- [INSTRUCTION]
Copy out exactly each line from the line with "OCR this image." through the last line of the material below.

Saved data entries
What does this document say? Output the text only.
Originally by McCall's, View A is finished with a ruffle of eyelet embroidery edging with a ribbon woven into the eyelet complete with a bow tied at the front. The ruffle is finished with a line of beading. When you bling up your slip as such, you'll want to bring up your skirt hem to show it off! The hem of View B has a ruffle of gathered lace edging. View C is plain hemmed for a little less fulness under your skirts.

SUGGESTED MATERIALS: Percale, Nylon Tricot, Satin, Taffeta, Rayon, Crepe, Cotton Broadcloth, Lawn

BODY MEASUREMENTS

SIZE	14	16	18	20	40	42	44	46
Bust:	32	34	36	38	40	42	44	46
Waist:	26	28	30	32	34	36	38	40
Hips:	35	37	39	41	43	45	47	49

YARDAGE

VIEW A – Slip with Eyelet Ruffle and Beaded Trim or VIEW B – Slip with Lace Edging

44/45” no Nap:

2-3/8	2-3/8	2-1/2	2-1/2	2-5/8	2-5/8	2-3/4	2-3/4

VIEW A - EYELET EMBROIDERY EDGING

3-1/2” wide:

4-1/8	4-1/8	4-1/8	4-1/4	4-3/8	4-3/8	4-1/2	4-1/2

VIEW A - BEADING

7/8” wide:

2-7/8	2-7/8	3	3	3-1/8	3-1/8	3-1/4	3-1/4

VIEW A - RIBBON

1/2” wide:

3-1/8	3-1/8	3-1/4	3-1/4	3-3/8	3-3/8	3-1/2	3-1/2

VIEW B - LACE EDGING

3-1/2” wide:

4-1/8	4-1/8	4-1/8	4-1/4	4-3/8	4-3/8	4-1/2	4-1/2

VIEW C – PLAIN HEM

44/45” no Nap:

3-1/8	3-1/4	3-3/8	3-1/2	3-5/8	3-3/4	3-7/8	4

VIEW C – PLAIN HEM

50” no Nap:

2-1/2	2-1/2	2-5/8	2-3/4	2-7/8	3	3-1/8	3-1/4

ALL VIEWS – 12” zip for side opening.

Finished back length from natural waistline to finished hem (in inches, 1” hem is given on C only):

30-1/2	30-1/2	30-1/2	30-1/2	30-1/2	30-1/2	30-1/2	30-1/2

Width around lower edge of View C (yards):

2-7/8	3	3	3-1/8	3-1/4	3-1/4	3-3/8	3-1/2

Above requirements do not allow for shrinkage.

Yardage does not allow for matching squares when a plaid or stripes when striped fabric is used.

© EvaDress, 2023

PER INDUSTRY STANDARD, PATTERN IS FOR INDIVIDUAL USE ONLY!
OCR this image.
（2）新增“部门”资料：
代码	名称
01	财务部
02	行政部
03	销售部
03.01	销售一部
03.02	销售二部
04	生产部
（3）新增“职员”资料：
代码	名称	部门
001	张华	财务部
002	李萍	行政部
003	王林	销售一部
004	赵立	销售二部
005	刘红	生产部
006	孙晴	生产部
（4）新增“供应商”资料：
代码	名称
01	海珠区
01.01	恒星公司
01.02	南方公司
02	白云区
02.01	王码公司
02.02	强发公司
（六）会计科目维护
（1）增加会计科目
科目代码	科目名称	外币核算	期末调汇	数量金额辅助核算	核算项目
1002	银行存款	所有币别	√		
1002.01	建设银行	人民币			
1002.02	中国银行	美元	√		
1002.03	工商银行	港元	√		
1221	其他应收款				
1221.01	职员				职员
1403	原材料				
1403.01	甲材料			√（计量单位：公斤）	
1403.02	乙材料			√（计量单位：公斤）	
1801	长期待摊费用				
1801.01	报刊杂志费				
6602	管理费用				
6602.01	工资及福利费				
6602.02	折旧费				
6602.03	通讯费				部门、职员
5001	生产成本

- [IN RESPONSE]
OCR this image.
（2）新增“部门”资料：
代码	名称
01	财务部
02	行政部
03	销售部
03.01	销售一部
03.02	销售二部
04	生产部
（3）新增“职员”资料：
代码	名称	部门
001	张华	财务部
002	李萍	行政部
003	王林	销售一部
004	赵立	销售二部
005	刘红	生产部
006	孙晴	生产部
（4）新增“供应商”资料：
代码	名称
01	海珠区
01.01	恒星公司
01.02	南方公司
02	白云区
02.01	王码公司
02.02	强发公司
（六）会计科目维护
（1）增加会计科目
科目代码	科目名称	外币核算	期末调汇	数量金额辅助核算	核算项目
1002	银行存款	所有币别	√		
1002.01	建设银行	人民币			
1002.02	中国银行	美元	√		
1002.03	工商银行	港元	√		
1221	其他应收款				
1221.01	职员				职员
1403	原材料				
1403.01	甲材料			√（计量单位：公斤）	
1403.02	乙材料			√（计量单位：公斤）	
1801	长期待摊费用				
1801.01	报刊杂志费				
6602	管理费用				
6602.01	工资及福利费				
6602.02	折旧费				
6602.03	通讯费				部门、职员
5001	生产成本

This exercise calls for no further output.